-- THE DATA --
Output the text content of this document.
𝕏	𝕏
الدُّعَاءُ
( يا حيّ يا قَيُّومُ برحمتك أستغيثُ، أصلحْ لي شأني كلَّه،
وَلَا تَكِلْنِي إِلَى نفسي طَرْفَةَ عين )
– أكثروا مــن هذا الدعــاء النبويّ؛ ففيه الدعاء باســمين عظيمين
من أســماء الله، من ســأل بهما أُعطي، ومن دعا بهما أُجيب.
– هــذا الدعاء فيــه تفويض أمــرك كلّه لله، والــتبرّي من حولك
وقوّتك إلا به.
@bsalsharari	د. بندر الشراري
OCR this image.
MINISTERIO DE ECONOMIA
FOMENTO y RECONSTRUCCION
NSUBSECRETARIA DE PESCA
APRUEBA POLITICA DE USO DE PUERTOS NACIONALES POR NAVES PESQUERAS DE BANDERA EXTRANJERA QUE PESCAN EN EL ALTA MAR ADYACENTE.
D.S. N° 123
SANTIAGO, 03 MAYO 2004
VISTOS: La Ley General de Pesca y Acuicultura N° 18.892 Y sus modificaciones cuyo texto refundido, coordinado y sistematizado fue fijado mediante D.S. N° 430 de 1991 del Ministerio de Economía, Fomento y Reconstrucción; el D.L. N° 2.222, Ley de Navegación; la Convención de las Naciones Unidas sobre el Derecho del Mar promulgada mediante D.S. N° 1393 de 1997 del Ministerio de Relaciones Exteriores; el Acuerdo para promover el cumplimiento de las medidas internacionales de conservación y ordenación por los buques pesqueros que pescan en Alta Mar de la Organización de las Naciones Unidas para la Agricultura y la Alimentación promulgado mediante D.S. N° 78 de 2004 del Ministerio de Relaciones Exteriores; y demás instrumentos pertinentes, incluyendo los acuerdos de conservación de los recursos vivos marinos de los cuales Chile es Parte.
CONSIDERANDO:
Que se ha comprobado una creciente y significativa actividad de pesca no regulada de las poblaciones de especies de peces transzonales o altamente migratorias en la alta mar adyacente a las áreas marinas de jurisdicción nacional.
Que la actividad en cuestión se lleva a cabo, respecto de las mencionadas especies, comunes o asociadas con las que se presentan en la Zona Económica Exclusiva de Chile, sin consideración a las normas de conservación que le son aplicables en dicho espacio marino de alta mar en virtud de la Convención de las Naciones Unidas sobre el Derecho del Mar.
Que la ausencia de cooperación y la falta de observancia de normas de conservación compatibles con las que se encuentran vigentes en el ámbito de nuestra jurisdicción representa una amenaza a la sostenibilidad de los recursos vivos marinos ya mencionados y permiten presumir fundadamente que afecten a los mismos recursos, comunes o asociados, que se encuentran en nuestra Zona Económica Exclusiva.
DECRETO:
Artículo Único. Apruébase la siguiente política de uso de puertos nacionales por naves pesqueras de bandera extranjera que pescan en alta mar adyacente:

-- WORK TO BE COMPLETED --
From the data above, gather every line that includes the word "actividad".

-- SOLUTION FOR THIS TASK --
Que se ha comprobado una creciente y significativa actividad de pesca no regulada de las poblaciones de especies de peces transzonales o altamente migratorias en la alta mar adyacente a las áreas marinas de jurisdicción nacional.
Que la actividad en cuestión se lleva a cabo, respecto de las mencionadas especies, comunes o asociadas con las que se presentan en la Zona Económica Exclusiva de Chile, sin consideración a las normas de conservación que le son aplicables en dicho espacio marino de alta mar en virtud de la Convención de las Naciones Unidas sobre el Derecho del Mar.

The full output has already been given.